▸ Work to be completed: Extract the listing below in full, unchanged.

____________________

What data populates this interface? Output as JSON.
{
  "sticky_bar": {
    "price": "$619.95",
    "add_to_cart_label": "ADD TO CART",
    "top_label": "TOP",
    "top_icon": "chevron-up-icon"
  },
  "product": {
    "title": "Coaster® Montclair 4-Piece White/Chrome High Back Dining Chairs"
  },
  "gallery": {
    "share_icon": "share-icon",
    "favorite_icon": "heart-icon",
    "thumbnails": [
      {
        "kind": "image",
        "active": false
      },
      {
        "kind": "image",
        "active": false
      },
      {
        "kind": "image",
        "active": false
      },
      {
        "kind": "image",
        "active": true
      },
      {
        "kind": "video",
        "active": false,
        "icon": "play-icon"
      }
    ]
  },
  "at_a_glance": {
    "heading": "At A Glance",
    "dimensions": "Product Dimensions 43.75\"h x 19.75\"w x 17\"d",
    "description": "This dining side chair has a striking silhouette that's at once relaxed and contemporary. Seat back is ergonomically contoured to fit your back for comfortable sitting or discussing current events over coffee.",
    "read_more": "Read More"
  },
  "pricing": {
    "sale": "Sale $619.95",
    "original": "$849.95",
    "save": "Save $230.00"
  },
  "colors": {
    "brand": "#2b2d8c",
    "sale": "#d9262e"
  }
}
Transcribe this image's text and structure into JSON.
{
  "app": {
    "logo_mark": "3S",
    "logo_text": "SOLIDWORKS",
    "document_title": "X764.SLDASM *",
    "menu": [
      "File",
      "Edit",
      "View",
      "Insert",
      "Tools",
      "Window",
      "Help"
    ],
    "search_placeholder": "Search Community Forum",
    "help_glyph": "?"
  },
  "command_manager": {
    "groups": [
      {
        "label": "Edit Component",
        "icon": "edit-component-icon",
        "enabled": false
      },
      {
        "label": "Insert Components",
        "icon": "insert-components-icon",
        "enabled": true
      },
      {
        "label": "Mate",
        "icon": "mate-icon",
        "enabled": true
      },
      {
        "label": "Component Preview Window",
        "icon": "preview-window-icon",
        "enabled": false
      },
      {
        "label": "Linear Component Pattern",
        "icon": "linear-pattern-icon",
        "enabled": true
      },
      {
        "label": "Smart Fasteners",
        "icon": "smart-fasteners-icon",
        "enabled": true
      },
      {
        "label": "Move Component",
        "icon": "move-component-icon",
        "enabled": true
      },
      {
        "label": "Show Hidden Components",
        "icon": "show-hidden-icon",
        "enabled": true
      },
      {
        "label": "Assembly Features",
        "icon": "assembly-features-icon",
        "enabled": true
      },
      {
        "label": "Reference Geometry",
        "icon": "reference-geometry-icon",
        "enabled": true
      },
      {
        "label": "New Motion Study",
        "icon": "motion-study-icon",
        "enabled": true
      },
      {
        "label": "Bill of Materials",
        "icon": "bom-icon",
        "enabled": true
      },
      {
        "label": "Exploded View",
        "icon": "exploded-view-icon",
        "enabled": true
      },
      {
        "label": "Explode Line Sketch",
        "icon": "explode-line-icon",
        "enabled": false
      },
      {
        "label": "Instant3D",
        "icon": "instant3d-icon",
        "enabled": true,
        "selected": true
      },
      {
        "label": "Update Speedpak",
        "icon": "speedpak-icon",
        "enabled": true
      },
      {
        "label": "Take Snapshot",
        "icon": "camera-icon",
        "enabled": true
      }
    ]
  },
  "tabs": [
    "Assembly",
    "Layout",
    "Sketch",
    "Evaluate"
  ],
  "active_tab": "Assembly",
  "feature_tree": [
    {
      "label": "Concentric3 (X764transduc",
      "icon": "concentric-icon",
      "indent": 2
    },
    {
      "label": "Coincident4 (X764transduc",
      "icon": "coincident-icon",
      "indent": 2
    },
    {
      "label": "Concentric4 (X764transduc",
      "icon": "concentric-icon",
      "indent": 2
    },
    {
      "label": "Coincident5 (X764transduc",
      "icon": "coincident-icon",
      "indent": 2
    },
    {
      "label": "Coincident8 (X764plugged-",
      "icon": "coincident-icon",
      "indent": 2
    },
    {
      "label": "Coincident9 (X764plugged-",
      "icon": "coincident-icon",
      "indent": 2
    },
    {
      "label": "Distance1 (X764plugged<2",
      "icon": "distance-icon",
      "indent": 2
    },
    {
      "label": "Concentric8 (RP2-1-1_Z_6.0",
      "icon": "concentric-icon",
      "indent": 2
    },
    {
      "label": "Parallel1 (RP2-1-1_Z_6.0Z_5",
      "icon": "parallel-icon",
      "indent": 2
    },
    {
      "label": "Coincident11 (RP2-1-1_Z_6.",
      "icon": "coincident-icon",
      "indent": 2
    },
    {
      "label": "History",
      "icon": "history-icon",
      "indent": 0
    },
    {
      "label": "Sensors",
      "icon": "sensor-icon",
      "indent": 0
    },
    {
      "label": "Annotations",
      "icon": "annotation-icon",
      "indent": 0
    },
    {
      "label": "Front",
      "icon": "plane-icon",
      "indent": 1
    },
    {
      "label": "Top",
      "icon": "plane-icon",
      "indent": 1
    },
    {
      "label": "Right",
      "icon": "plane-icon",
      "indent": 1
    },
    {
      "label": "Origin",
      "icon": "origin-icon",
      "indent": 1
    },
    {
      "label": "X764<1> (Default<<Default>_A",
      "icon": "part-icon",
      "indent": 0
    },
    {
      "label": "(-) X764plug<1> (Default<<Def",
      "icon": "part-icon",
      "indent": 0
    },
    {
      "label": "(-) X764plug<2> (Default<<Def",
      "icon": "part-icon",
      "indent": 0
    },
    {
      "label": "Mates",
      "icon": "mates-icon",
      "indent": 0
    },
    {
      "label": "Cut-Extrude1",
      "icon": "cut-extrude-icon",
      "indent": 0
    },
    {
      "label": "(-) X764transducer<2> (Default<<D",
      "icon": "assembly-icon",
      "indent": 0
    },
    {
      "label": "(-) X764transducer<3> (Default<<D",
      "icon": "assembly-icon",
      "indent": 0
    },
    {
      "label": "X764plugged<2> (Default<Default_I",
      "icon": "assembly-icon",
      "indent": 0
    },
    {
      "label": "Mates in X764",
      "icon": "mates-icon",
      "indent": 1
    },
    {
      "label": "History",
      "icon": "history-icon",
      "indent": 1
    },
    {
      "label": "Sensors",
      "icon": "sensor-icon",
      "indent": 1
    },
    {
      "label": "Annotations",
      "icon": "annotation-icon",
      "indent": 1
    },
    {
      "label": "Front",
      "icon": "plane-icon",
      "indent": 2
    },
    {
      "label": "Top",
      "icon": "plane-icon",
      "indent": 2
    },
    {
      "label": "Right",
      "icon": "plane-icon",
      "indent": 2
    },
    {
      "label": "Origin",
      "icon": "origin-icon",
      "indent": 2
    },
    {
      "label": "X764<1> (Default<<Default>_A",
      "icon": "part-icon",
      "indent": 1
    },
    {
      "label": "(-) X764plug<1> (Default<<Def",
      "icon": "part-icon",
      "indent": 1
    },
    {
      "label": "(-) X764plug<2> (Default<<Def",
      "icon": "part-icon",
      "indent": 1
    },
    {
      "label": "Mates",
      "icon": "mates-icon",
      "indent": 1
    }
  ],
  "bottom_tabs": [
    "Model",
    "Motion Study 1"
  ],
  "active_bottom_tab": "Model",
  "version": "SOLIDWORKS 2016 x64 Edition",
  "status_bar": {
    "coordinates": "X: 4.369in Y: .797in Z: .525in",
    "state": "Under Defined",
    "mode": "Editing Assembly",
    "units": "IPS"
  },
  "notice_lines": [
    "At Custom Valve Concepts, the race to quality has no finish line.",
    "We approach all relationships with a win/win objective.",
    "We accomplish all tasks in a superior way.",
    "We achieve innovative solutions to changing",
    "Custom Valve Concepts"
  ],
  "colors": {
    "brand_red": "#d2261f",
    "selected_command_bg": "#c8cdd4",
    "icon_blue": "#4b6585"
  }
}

____________________

▸ The result:
What data populates this interface? Output as JSON.
{
  "sticky_bar": {
    "price": "$619.95",
    "add_to_cart_label": "ADD TO CART",
    "top_label": "TOP",
    "top_icon": "chevron-up-icon"
  },
  "product": {
    "title": "Coaster® Montclair 4-Piece White/Chrome High Back Dining Chairs"
  },
  "gallery": {
    "share_icon": "share-icon",
    "favorite_icon": "heart-icon",
    "thumbnails": [
      {
        "kind": "image",
        "active": false
      },
      {
        "kind": "image",
        "active": false
      },
      {
        "kind": "image",
        "active": false
      },
      {
        "kind": "image",
        "active": true
      },
      {
        "kind": "video",
        "active": false,
        "icon": "play-icon"
      }
    ]
  },
  "at_a_glance": {
    "heading": "At A Glance",
    "dimensions": "Product Dimensions 43.75\"h x 19.75\"w x 17\"d",
    "description": "This dining side chair has a striking silhouette that's at once relaxed and contemporary. Seat back is ergonomically contoured to fit your back for comfortable sitting or discussing current events over coffee.",
    "read_more": "Read More"
  },
  "pricing": {
    "sale": "Sale $619.95",
    "original": "$849.95",
    "save": "Save $230.00"
  },
  "colors": {
    "brand": "#2b2d8c",
    "sale": "#d9262e"
  }
}
Transcribe this image's text and structure into JSON.
{
  "app": {
    "logo_mark": "3S",
    "logo_text": "SOLIDWORKS",
    "document_title": "X764.SLDASM *",
    "menu": [
      "File",
      "Edit",
      "View",
      "Insert",
      "Tools",
      "Window",
      "Help"
    ],
    "search_placeholder": "Search Community Forum",
    "help_glyph": "?"
  },
  "command_manager": {
    "groups": [
      {
        "label": "Edit Component",
        "icon": "edit-component-icon",
        "enabled": false
      },
      {
        "label": "Insert Components",
        "icon": "insert-components-icon",
        "enabled": true
      },
      {
        "label": "Mate",
        "icon": "mate-icon",
        "enabled": true
      },
      {
        "label": "Component Preview Window",
        "icon": "preview-window-icon",
        "enabled": false
      },
      {
        "label": "Linear Component Pattern",
        "icon": "linear-pattern-icon",
        "enabled": true
      },
      {
        "label": "Smart Fasteners",
        "icon": "smart-fasteners-icon",
        "enabled": true
      },
      {
        "label": "Move Component",
        "icon": "move-component-icon",
        "enabled": true
      },
      {
        "label": "Show Hidden Components",
        "icon": "show-hidden-icon",
        "enabled": true
      },
      {
        "label": "Assembly Features",
        "icon": "assembly-features-icon",
        "enabled": true
      },
      {
        "label": "Reference Geometry",
        "icon": "reference-geometry-icon",
        "enabled": true
      },
      {
        "label": "New Motion Study",
        "icon": "motion-study-icon",
        "enabled": true
      },
      {
        "label": "Bill of Materials",
        "icon": "bom-icon",
        "enabled": true
      },
      {
        "label": "Exploded View",
        "icon": "exploded-view-icon",
        "enabled": true
      },
      {
        "label": "Explode Line Sketch",
        "icon": "explode-line-icon",
        "enabled": false
      },
      {
        "label": "Instant3D",
        "icon": "instant3d-icon",
        "enabled": true,
        "selected": true
      },
      {
        "label": "Update Speedpak",
        "icon": "speedpak-icon",
        "enabled": true
      },
      {
        "label": "Take Snapshot",
        "icon": "camera-icon",
        "enabled": true
      }
    ]
  },
  "tabs": [
    "Assembly",
    "Layout",
    "Sketch",
    "Evaluate"
  ],
  "active_tab": "Assembly",
  "feature_tree": [
    {
      "label": "Concentric3 (X764transduc",
      "icon": "concentric-icon",
      "indent": 2
    },
    {
      "label": "Coincident4 (X764transduc",
      "icon": "coincident-icon",
      "indent": 2
    },
    {
      "label": "Concentric4 (X764transduc",
      "icon": "concentric-icon",
      "indent": 2
    },
    {
      "label": "Coincident5 (X764transduc",
      "icon": "coincident-icon",
      "indent": 2
    },
    {
      "label": "Coincident8 (X764plugged-",
      "icon": "coincident-icon",
      "indent": 2
    },
    {
      "label": "Coincident9 (X764plugged-",
      "icon": "coincident-icon",
      "indent": 2
    },
    {
      "label": "Distance1 (X764plugged<2",
      "icon": "distance-icon",
      "indent": 2
    },
    {
      "label": "Concentric8 (RP2-1-1_Z_6.0",
      "icon": "concentric-icon",
      "indent": 2
    },
    {
      "label": "Parallel1 (RP2-1-1_Z_6.0Z_5",
      "icon": "parallel-icon",
      "indent": 2
    },
    {
      "label": "Coincident11 (RP2-1-1_Z_6.",
      "icon": "coincident-icon",
      "indent": 2
    },
    {
      "label": "History",
      "icon": "history-icon",
      "indent": 0
    },
    {
      "label": "Sensors",
      "icon": "sensor-icon",
      "indent": 0
    },
    {
      "label": "Annotations",
      "icon": "annotation-icon",
      "indent": 0
    },
    {
      "label": "Front",
      "icon": "plane-icon",
      "indent": 1
    },
    {
      "label": "Top",
      "icon": "plane-icon",
      "indent": 1
    },
    {
      "label": "Right",
      "icon": "plane-icon",
      "indent": 1
    },
    {
      "label": "Origin",
      "icon": "origin-icon",
      "indent": 1
    },
    {
      "label": "X764<1> (Default<<Default>_A",
      "icon": "part-icon",
      "indent": 0
    },
    {
      "label": "(-) X764plug<1> (Default<<Def",
      "icon": "part-icon",
      "indent": 0
    },
    {
      "label": "(-) X764plug<2> (Default<<Def",
      "icon": "part-icon",
      "indent": 0
    },
    {
      "label": "Mates",
      "icon": "mates-icon",
      "indent": 0
    },
    {
      "label": "Cut-Extrude1",
      "icon": "cut-extrude-icon",
      "indent": 0
    },
    {
      "label": "(-) X764transducer<2> (Default<<D",
      "icon": "assembly-icon",
      "indent": 0
    },
    {
      "label": "(-) X764transducer<3> (Default<<D",
      "icon": "assembly-icon",
      "indent": 0
    },
    {
      "label": "X764plugged<2> (Default<Default_I",
      "icon": "assembly-icon",
      "indent": 0
    },
    {
      "label": "Mates in X764",
      "icon": "mates-icon",
      "indent": 1
    },
    {
      "label": "History",
      "icon": "history-icon",
      "indent": 1
    },
    {
      "label": "Sensors",
      "icon": "sensor-icon",
      "indent": 1
    },
    {
      "label": "Annotations",
      "icon": "annotation-icon",
      "indent": 1
    },
    {
      "label": "Front",
      "icon": "plane-icon",
      "indent": 2
    },
    {
      "label": "Top",
      "icon": "plane-icon",
      "indent": 2
    },
    {
      "label": "Right",
      "icon": "plane-icon",
      "indent": 2
    },
    {
      "label": "Origin",
      "icon": "origin-icon",
      "indent": 2
    },
    {
      "label": "X764<1> (Default<<Default>_A",
      "icon": "part-icon",
      "indent": 1
    },
    {
      "label": "(-) X764plug<1> (Default<<Def",
      "icon": "part-icon",
      "indent": 1
    },
    {
      "label": "(-) X764plug<2> (Default<<Def",
      "icon": "part-icon",
      "indent": 1
    },
    {
      "label": "Mates",
      "icon": "mates-icon",
      "indent": 1
    }
  ],
  "bottom_tabs": [
    "Model",
    "Motion Study 1"
  ],
  "active_bottom_tab": "Model",
  "version": "SOLIDWORKS 2016 x64 Edition",
  "status_bar": {
    "coordinates": "X: 4.369in Y: .797in Z: .525in",
    "state": "Under Defined",
    "mode": "Editing Assembly",
    "units": "IPS"
  },
  "notice_lines": [
    "At Custom Valve Concepts, the race to quality has no finish line.",
    "We approach all relationships with a win/win objective.",
    "We accomplish all tasks in a superior way.",
    "We achieve innovative solutions to changing",
    "Custom Valve Concepts"
  ],
  "colors": {
    "brand_red": "#d2261f",
    "selected_command_bg": "#c8cdd4",
    "icon_blue": "#4b6585"
  }
}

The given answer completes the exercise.